--- start PROVIDED RECORDS ---

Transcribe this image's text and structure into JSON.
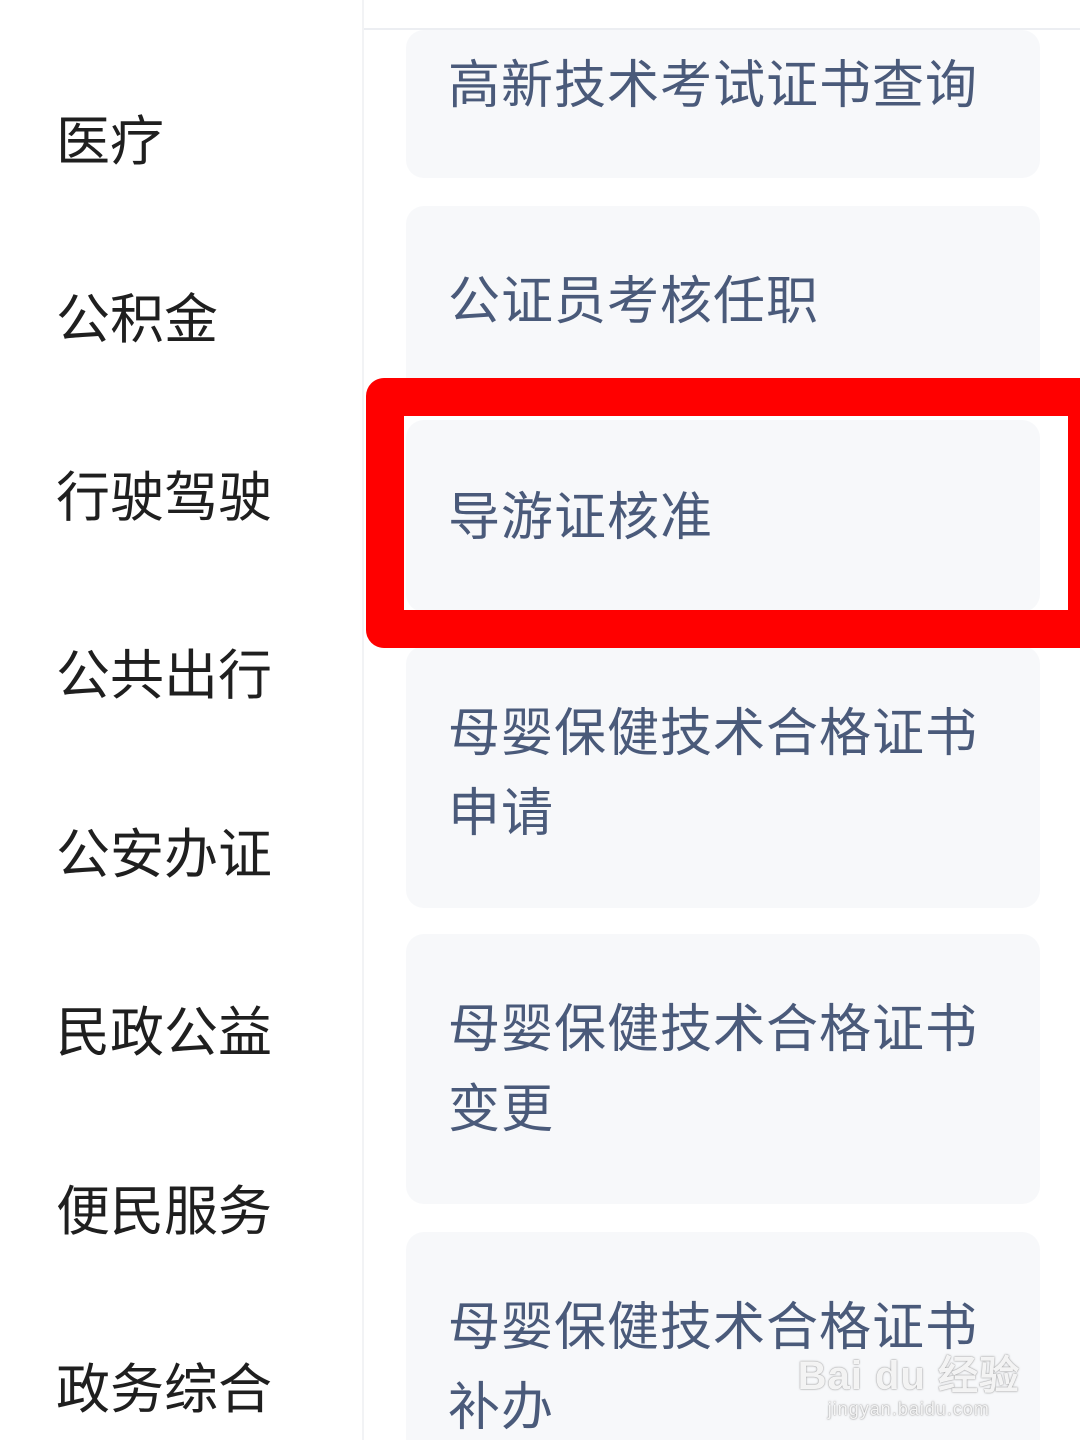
{
  "sidebar": {
    "items": [
      {
        "label": "医疗"
      },
      {
        "label": "公积金"
      },
      {
        "label": "行驶驾驶"
      },
      {
        "label": "公共出行"
      },
      {
        "label": "公安办证"
      },
      {
        "label": "民政公益"
      },
      {
        "label": "便民服务"
      },
      {
        "label": "政务综合"
      }
    ]
  },
  "services": {
    "items": [
      {
        "label": "高新技术考试证书查询"
      },
      {
        "label": "公证员考核任职"
      },
      {
        "label": "导游证核准"
      },
      {
        "label": "母婴保健技术合格证书申请"
      },
      {
        "label": "母婴保健技术合格证书变更"
      },
      {
        "label": "母婴保健技术合格证书补办"
      }
    ]
  },
  "highlight": {
    "color": "#ff0000",
    "target": "导游证核准"
  },
  "watermark": {
    "main": "Bai du 经验",
    "sub": "jingyan.baidu.com"
  },
  "colors": {
    "sidebar_text": "#1f1f1f",
    "card_text": "#4a5a7a",
    "card_bg": "#f7f8fa"
  }
}
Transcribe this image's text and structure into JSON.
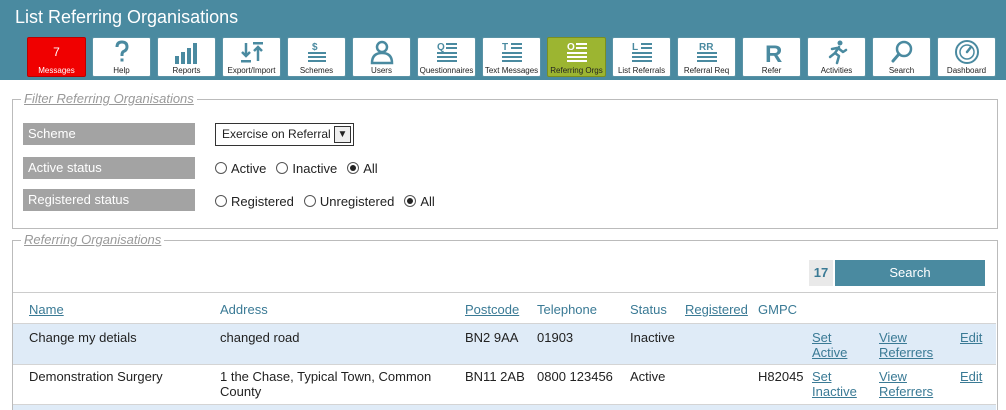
{
  "title": "List Referring Organisations",
  "toolbar": [
    {
      "label": "Messages",
      "icon": "messages-icon",
      "count": "7",
      "state": "alert"
    },
    {
      "label": "Help",
      "icon": "help-icon"
    },
    {
      "label": "Reports",
      "icon": "reports-icon"
    },
    {
      "label": "Export/Import",
      "icon": "export-import-icon"
    },
    {
      "label": "Schemes",
      "icon": "schemes-icon"
    },
    {
      "label": "Users",
      "icon": "users-icon"
    },
    {
      "label": "Questionnaires",
      "icon": "questionnaires-icon"
    },
    {
      "label": "Text Messages",
      "icon": "text-messages-icon"
    },
    {
      "label": "Referring Orgs",
      "icon": "referring-orgs-icon",
      "state": "active"
    },
    {
      "label": "List Referrals",
      "icon": "list-referrals-icon"
    },
    {
      "label": "Referral Req",
      "icon": "referral-req-icon"
    },
    {
      "label": "Refer",
      "icon": "refer-icon"
    },
    {
      "label": "Activities",
      "icon": "activities-icon"
    },
    {
      "label": "Search",
      "icon": "search-icon"
    },
    {
      "label": "Dashboard",
      "icon": "dashboard-icon"
    }
  ],
  "filter": {
    "legend": "Filter Referring Organisations",
    "scheme_label": "Scheme",
    "scheme_value": "Exercise on Referral",
    "active_label": "Active status",
    "active_options": [
      "Active",
      "Inactive",
      "All"
    ],
    "active_selected": "All",
    "registered_label": "Registered status",
    "registered_options": [
      "Registered",
      "Unregistered",
      "All"
    ],
    "registered_selected": "All"
  },
  "results": {
    "legend": "Referring Organisations",
    "count": "17",
    "search_label": "Search",
    "columns": [
      "Name",
      "Address",
      "Postcode",
      "Telephone",
      "Status",
      "Registered",
      "GMPC"
    ],
    "rows": [
      {
        "name": "Change my detials",
        "address": "changed road",
        "postcode": "BN2 9AA",
        "telephone": "01903",
        "status": "Inactive",
        "registered": "",
        "gmpc": "",
        "action1": "Set Active",
        "action2": "View Referrers",
        "action3": "Edit"
      },
      {
        "name": "Demonstration Surgery",
        "address": "1 the Chase, Typical Town, Common County",
        "postcode": "BN11 2AB",
        "telephone": "0800 123456",
        "status": "Active",
        "registered": "",
        "gmpc": "H82045",
        "action1": "Set Inactive",
        "action2": "View Referrers",
        "action3": "Edit"
      }
    ]
  },
  "colors": {
    "header": "#4a8aa0",
    "alert": "#f00000",
    "active_tab": "#9cb531",
    "link": "#3a7a95",
    "row_alt": "#dfebf7"
  }
}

--- end PROVIDED RECORDS ---

- **WRITTEN TASK**
Quote each record exactly as it stands, minus the pictures.

- **RESPONSE TO THE TASK**
Transcribe this image's text and structure into JSON.
{
  "sidebar": {
    "items": [
      {
        "label": "医疗"
      },
      {
        "label": "公积金"
      },
      {
        "label": "行驶驾驶"
      },
      {
        "label": "公共出行"
      },
      {
        "label": "公安办证"
      },
      {
        "label": "民政公益"
      },
      {
        "label": "便民服务"
      },
      {
        "label": "政务综合"
      }
    ]
  },
  "services": {
    "items": [
      {
        "label": "高新技术考试证书查询"
      },
      {
        "label": "公证员考核任职"
      },
      {
        "label": "导游证核准"
      },
      {
        "label": "母婴保健技术合格证书申请"
      },
      {
        "label": "母婴保健技术合格证书变更"
      },
      {
        "label": "母婴保健技术合格证书补办"
      }
    ]
  },
  "highlight": {
    "color": "#ff0000",
    "target": "导游证核准"
  },
  "watermark": {
    "main": "Bai du 经验",
    "sub": "jingyan.baidu.com"
  },
  "colors": {
    "sidebar_text": "#1f1f1f",
    "card_text": "#4a5a7a",
    "card_bg": "#f7f8fa"
  }
}
Transcribe this image's text and structure into JSON.
{
  "title": "List Referring Organisations",
  "toolbar": [
    {
      "label": "Messages",
      "icon": "messages-icon",
      "count": "7",
      "state": "alert"
    },
    {
      "label": "Help",
      "icon": "help-icon"
    },
    {
      "label": "Reports",
      "icon": "reports-icon"
    },
    {
      "label": "Export/Import",
      "icon": "export-import-icon"
    },
    {
      "label": "Schemes",
      "icon": "schemes-icon"
    },
    {
      "label": "Users",
      "icon": "users-icon"
    },
    {
      "label": "Questionnaires",
      "icon": "questionnaires-icon"
    },
    {
      "label": "Text Messages",
      "icon": "text-messages-icon"
    },
    {
      "label": "Referring Orgs",
      "icon": "referring-orgs-icon",
      "state": "active"
    },
    {
      "label": "List Referrals",
      "icon": "list-referrals-icon"
    },
    {
      "label": "Referral Req",
      "icon": "referral-req-icon"
    },
    {
      "label": "Refer",
      "icon": "refer-icon"
    },
    {
      "label": "Activities",
      "icon": "activities-icon"
    },
    {
      "label": "Search",
      "icon": "search-icon"
    },
    {
      "label": "Dashboard",
      "icon": "dashboard-icon"
    }
  ],
  "filter": {
    "legend": "Filter Referring Organisations",
    "scheme_label": "Scheme",
    "scheme_value": "Exercise on Referral",
    "active_label": "Active status",
    "active_options": [
      "Active",
      "Inactive",
      "All"
    ],
    "active_selected": "All",
    "registered_label": "Registered status",
    "registered_options": [
      "Registered",
      "Unregistered",
      "All"
    ],
    "registered_selected": "All"
  },
  "results": {
    "legend": "Referring Organisations",
    "count": "17",
    "search_label": "Search",
    "columns": [
      "Name",
      "Address",
      "Postcode",
      "Telephone",
      "Status",
      "Registered",
      "GMPC"
    ],
    "rows": [
      {
        "name": "Change my detials",
        "address": "changed road",
        "postcode": "BN2 9AA",
        "telephone": "01903",
        "status": "Inactive",
        "registered": "",
        "gmpc": "",
        "action1": "Set Active",
        "action2": "View Referrers",
        "action3": "Edit"
      },
      {
        "name": "Demonstration Surgery",
        "address": "1 the Chase, Typical Town, Common County",
        "postcode": "BN11 2AB",
        "telephone": "0800 123456",
        "status": "Active",
        "registered": "",
        "gmpc": "H82045",
        "action1": "Set Inactive",
        "action2": "View Referrers",
        "action3": "Edit"
      }
    ]
  },
  "colors": {
    "header": "#4a8aa0",
    "alert": "#f00000",
    "active_tab": "#9cb531",
    "link": "#3a7a95",
    "row_alt": "#dfebf7"
  }
}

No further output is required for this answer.